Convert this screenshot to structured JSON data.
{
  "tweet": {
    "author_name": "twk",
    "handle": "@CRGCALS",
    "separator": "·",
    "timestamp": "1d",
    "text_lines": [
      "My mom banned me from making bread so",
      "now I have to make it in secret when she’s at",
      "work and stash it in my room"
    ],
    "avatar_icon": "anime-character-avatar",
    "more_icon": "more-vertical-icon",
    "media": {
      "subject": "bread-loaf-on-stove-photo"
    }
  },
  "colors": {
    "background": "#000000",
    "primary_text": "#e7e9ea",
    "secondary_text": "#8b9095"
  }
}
___
## [WORK TO BE COMPLETED]
Find the word "bread" in the data and show each line that holds it.

## [EXERCISE SOLUTION]
      "My mom banned me from making bread so",
      "subject": "bread-loaf-on-stove-photo"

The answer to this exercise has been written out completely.